> Exercise description
Answer with nothing but a number: how many lines include the word "plain"?

> Recorded information
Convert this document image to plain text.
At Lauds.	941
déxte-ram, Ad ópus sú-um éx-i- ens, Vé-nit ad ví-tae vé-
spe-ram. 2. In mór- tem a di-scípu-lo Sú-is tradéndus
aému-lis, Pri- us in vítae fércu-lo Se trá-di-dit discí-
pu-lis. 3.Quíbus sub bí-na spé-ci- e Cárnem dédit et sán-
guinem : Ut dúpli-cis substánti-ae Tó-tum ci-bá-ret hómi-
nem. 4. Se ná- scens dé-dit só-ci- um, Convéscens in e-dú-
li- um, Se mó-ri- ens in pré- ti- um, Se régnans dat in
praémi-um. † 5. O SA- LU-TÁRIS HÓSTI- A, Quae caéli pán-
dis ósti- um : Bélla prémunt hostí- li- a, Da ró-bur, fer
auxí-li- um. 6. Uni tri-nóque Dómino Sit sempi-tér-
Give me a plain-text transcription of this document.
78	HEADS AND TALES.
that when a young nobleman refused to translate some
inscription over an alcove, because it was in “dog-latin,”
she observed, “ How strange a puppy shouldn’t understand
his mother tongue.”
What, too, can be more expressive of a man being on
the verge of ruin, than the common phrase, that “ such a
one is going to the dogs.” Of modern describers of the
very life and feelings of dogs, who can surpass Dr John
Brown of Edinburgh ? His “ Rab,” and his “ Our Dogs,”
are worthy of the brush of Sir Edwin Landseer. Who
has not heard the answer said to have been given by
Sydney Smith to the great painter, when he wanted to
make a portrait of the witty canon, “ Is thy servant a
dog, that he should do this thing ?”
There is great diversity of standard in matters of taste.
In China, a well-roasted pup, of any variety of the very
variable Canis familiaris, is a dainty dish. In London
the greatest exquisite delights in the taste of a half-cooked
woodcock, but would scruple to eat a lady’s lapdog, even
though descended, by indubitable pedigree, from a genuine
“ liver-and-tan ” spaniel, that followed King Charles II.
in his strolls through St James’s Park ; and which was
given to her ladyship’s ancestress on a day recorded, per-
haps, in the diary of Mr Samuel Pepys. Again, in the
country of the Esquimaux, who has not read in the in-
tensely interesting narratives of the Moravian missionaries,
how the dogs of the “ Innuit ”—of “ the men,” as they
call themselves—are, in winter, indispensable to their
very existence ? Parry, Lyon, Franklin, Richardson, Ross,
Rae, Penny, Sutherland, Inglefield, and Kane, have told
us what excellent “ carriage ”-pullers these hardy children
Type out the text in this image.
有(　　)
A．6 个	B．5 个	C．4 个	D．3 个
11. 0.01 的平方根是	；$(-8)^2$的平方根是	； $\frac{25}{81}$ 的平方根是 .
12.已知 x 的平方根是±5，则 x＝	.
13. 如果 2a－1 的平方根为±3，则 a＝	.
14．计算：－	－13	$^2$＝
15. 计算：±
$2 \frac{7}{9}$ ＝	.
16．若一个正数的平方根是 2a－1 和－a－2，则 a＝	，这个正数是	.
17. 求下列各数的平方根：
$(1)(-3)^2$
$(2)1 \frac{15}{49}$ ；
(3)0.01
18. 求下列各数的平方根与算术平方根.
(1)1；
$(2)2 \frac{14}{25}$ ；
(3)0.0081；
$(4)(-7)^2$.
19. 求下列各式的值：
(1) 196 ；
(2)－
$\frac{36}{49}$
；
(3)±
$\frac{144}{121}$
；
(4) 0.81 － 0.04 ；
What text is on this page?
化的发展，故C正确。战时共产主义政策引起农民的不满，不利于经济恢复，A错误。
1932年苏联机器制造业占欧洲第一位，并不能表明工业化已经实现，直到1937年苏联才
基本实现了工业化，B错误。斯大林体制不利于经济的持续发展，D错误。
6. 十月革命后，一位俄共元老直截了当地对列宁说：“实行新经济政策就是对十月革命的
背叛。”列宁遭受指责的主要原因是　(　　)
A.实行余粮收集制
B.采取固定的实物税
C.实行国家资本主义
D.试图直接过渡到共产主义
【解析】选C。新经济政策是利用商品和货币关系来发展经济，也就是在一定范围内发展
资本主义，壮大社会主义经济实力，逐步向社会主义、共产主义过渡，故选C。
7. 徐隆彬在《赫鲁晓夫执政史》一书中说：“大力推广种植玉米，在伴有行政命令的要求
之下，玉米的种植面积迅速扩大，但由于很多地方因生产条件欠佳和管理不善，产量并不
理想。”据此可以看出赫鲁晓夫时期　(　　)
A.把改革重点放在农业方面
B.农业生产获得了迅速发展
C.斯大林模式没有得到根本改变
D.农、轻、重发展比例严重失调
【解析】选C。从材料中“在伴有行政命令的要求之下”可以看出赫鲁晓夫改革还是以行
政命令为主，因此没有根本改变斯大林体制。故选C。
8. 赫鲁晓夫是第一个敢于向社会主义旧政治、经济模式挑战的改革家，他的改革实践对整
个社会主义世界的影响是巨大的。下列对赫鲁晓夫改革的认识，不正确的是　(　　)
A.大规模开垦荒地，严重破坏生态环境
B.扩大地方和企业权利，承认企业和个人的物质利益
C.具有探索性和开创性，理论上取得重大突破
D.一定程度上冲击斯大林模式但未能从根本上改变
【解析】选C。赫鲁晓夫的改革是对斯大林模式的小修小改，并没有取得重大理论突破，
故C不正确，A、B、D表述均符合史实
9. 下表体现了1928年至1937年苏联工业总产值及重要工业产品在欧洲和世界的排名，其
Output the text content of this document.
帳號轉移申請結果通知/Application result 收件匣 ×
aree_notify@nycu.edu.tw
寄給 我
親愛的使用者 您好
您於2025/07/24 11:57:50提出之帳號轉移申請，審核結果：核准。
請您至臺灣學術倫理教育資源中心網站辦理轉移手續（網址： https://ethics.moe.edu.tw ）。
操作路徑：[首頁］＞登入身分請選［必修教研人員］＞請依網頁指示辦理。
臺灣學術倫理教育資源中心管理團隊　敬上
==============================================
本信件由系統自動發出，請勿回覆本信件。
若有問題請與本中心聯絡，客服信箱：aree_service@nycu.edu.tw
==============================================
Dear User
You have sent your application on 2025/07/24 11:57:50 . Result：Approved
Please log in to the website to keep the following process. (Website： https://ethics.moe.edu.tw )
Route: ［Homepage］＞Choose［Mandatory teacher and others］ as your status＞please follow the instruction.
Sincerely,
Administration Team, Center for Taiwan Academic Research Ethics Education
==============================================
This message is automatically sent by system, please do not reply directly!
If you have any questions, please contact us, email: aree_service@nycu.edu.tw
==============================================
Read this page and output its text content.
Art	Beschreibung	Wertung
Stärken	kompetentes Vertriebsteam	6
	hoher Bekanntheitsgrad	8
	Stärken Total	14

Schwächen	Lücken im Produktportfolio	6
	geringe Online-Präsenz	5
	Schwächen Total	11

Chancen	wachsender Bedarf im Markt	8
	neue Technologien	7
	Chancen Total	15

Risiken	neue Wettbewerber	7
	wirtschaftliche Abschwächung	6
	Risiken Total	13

> Result for this exercise
2